**Aim of the exercise**
Each entry below is to be written out exactly, and the pictures are to be left out.

[BEGIN Supplied information]

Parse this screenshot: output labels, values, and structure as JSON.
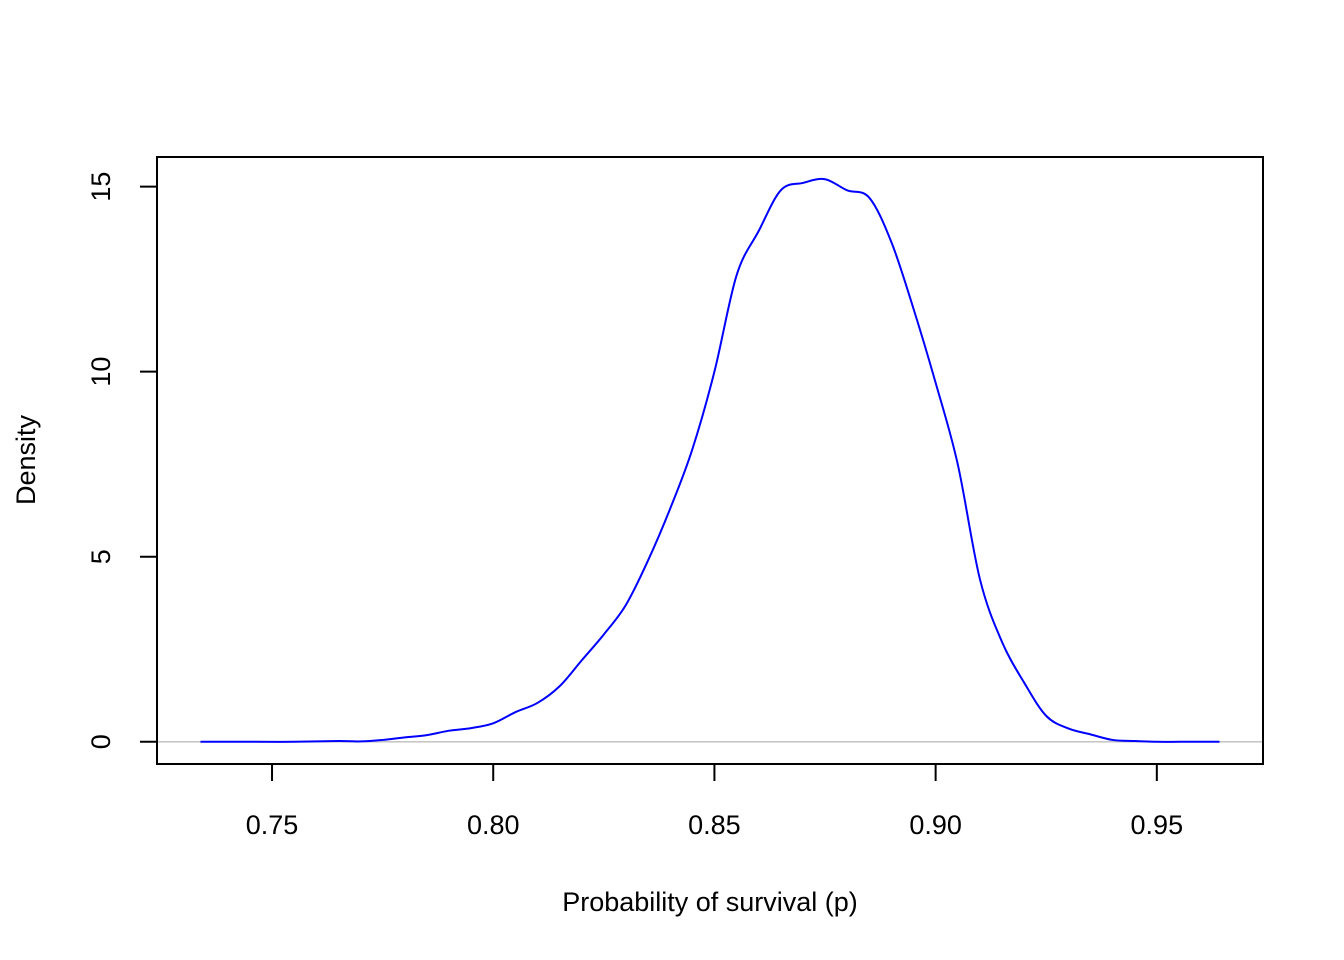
{
  "chart_data": {
    "type": "line",
    "title": "",
    "xlabel": "Probability of survival (p)",
    "ylabel": "Density",
    "xlim": [
      0.724,
      0.974
    ],
    "ylim": [
      -0.6,
      15.8
    ],
    "xticks": [
      {
        "value": 0.75,
        "label": "0.75"
      },
      {
        "value": 0.8,
        "label": "0.80"
      },
      {
        "value": 0.85,
        "label": "0.85"
      },
      {
        "value": 0.9,
        "label": "0.90"
      },
      {
        "value": 0.95,
        "label": "0.95"
      }
    ],
    "yticks": [
      {
        "value": 0,
        "label": "0"
      },
      {
        "value": 5,
        "label": "5"
      },
      {
        "value": 10,
        "label": "10"
      },
      {
        "value": 15,
        "label": "15"
      }
    ],
    "grid": false,
    "baseline": {
      "value": 0,
      "color": "#bebebe"
    },
    "series": [
      {
        "color": "#0000ff",
        "x": [
          0.734,
          0.745,
          0.755,
          0.765,
          0.77,
          0.775,
          0.78,
          0.785,
          0.79,
          0.795,
          0.8,
          0.805,
          0.81,
          0.815,
          0.82,
          0.825,
          0.83,
          0.835,
          0.84,
          0.845,
          0.85,
          0.855,
          0.86,
          0.865,
          0.87,
          0.875,
          0.88,
          0.885,
          0.89,
          0.895,
          0.9,
          0.905,
          0.91,
          0.915,
          0.92,
          0.925,
          0.93,
          0.935,
          0.94,
          0.945,
          0.95,
          0.955,
          0.96,
          0.964
        ],
        "y": [
          0.0,
          0.0,
          0.0,
          0.02,
          0.01,
          0.05,
          0.12,
          0.18,
          0.3,
          0.37,
          0.5,
          0.8,
          1.05,
          1.5,
          2.2,
          2.9,
          3.7,
          4.9,
          6.3,
          7.9,
          10.0,
          12.6,
          13.8,
          14.9,
          15.1,
          15.2,
          14.9,
          14.7,
          13.5,
          11.7,
          9.7,
          7.5,
          4.4,
          2.7,
          1.6,
          0.7,
          0.36,
          0.2,
          0.05,
          0.02,
          0.0,
          0.0,
          0.0,
          0.0
        ]
      }
    ]
  }
}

[END Supplied information]

**Problem solution**
Parse this screenshot: output labels, values, and structure as JSON.
{
  "chart_data": {
    "type": "line",
    "title": "",
    "xlabel": "Probability of survival (p)",
    "ylabel": "Density",
    "xlim": [
      0.724,
      0.974
    ],
    "ylim": [
      -0.6,
      15.8
    ],
    "xticks": [
      {
        "value": 0.75,
        "label": "0.75"
      },
      {
        "value": 0.8,
        "label": "0.80"
      },
      {
        "value": 0.85,
        "label": "0.85"
      },
      {
        "value": 0.9,
        "label": "0.90"
      },
      {
        "value": 0.95,
        "label": "0.95"
      }
    ],
    "yticks": [
      {
        "value": 0,
        "label": "0"
      },
      {
        "value": 5,
        "label": "5"
      },
      {
        "value": 10,
        "label": "10"
      },
      {
        "value": 15,
        "label": "15"
      }
    ],
    "grid": false,
    "baseline": {
      "value": 0,
      "color": "#bebebe"
    },
    "series": [
      {
        "color": "#0000ff",
        "x": [
          0.734,
          0.745,
          0.755,
          0.765,
          0.77,
          0.775,
          0.78,
          0.785,
          0.79,
          0.795,
          0.8,
          0.805,
          0.81,
          0.815,
          0.82,
          0.825,
          0.83,
          0.835,
          0.84,
          0.845,
          0.85,
          0.855,
          0.86,
          0.865,
          0.87,
          0.875,
          0.88,
          0.885,
          0.89,
          0.895,
          0.9,
          0.905,
          0.91,
          0.915,
          0.92,
          0.925,
          0.93,
          0.935,
          0.94,
          0.945,
          0.95,
          0.955,
          0.96,
          0.964
        ],
        "y": [
          0.0,
          0.0,
          0.0,
          0.02,
          0.01,
          0.05,
          0.12,
          0.18,
          0.3,
          0.37,
          0.5,
          0.8,
          1.05,
          1.5,
          2.2,
          2.9,
          3.7,
          4.9,
          6.3,
          7.9,
          10.0,
          12.6,
          13.8,
          14.9,
          15.1,
          15.2,
          14.9,
          14.7,
          13.5,
          11.7,
          9.7,
          7.5,
          4.4,
          2.7,
          1.6,
          0.7,
          0.36,
          0.2,
          0.05,
          0.02,
          0.0,
          0.0,
          0.0,
          0.0
        ]
      }
    ]
  }
}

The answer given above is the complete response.